*Set problem*
Count how many lines mention the word "Milano". Write that number alone.

*Data excerpts*
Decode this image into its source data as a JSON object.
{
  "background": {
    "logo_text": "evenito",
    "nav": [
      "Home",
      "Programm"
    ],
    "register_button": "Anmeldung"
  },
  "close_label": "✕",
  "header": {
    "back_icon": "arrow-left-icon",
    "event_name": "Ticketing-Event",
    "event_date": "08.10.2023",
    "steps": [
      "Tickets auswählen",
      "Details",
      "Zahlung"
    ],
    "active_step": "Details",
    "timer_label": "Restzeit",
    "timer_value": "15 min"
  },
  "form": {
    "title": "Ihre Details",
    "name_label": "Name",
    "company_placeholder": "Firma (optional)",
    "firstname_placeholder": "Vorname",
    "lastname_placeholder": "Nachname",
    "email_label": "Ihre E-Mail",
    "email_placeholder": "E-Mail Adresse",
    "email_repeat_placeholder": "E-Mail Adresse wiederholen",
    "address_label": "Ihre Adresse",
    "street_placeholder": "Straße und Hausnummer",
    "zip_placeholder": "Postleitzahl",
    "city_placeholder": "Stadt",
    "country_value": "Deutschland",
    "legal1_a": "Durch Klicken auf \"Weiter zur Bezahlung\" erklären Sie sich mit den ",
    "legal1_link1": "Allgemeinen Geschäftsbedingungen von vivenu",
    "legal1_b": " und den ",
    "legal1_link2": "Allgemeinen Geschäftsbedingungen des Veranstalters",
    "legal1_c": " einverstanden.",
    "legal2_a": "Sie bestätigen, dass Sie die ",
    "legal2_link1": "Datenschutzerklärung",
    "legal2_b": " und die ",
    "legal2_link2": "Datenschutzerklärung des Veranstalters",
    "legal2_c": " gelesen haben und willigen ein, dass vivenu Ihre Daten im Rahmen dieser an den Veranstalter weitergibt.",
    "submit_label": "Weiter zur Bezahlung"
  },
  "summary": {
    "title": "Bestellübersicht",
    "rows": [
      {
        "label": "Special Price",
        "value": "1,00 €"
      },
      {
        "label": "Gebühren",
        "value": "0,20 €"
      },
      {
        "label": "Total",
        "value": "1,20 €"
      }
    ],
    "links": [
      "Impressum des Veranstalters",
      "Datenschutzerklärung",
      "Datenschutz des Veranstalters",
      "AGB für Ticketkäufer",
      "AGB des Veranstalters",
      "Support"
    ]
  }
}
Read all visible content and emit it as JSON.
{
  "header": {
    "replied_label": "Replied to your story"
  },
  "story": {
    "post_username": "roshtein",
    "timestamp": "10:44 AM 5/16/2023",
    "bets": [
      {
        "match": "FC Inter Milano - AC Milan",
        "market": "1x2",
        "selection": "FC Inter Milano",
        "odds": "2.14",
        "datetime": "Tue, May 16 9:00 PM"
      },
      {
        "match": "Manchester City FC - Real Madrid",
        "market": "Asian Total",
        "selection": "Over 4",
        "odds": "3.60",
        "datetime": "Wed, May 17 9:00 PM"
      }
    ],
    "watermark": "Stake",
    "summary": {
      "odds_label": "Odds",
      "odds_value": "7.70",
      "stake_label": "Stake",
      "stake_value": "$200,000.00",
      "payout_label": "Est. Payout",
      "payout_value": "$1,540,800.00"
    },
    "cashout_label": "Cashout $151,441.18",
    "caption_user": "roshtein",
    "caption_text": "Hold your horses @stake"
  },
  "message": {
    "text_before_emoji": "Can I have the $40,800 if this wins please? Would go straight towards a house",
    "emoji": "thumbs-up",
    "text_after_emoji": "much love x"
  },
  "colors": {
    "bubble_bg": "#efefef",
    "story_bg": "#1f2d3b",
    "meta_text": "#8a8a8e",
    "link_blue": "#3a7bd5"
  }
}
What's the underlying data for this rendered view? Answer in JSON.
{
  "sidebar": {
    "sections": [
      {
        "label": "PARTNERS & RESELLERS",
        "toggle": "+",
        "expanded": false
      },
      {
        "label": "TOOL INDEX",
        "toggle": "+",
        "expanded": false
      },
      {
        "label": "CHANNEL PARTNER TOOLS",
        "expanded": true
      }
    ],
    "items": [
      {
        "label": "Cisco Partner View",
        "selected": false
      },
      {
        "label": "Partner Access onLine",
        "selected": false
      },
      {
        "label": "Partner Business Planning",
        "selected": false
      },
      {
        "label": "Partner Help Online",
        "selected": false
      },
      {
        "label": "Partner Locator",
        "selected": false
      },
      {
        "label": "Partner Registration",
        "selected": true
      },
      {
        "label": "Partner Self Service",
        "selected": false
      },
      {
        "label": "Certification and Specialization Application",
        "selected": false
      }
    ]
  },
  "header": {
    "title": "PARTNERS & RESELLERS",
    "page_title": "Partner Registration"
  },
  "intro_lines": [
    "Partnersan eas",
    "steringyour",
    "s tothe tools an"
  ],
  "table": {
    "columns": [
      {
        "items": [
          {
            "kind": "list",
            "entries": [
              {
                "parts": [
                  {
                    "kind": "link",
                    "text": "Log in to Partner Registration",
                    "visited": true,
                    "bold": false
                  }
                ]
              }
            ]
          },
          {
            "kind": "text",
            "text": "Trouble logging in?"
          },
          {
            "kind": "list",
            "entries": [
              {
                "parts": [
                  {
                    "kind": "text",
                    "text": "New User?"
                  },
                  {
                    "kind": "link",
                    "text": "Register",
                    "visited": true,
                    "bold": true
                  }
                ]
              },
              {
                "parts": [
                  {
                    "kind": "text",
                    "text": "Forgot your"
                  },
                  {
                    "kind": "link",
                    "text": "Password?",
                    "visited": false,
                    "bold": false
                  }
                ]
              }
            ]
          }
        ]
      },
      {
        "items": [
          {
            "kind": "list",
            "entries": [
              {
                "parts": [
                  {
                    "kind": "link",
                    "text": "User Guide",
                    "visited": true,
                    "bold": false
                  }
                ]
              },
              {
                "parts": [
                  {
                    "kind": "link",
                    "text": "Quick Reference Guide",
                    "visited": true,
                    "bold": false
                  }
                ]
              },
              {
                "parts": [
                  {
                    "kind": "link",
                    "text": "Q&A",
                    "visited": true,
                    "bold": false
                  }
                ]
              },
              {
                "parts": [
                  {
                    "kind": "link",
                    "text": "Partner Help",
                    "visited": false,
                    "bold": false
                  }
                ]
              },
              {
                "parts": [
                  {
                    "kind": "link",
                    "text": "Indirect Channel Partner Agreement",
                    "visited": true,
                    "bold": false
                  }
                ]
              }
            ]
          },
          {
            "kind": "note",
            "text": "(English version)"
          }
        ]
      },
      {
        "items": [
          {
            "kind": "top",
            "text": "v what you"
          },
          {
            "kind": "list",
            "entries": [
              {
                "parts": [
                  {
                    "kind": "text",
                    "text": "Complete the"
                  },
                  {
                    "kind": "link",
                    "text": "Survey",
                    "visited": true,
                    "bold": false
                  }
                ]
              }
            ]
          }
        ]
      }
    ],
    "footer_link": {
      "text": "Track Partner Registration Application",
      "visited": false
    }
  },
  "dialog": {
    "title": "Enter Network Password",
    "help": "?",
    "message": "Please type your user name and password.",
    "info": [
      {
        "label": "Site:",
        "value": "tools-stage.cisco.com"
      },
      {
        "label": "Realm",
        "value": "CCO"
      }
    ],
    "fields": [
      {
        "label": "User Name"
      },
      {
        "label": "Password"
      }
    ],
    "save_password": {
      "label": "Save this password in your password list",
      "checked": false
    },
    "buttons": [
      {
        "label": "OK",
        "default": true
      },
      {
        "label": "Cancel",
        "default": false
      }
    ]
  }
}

*Written response*
2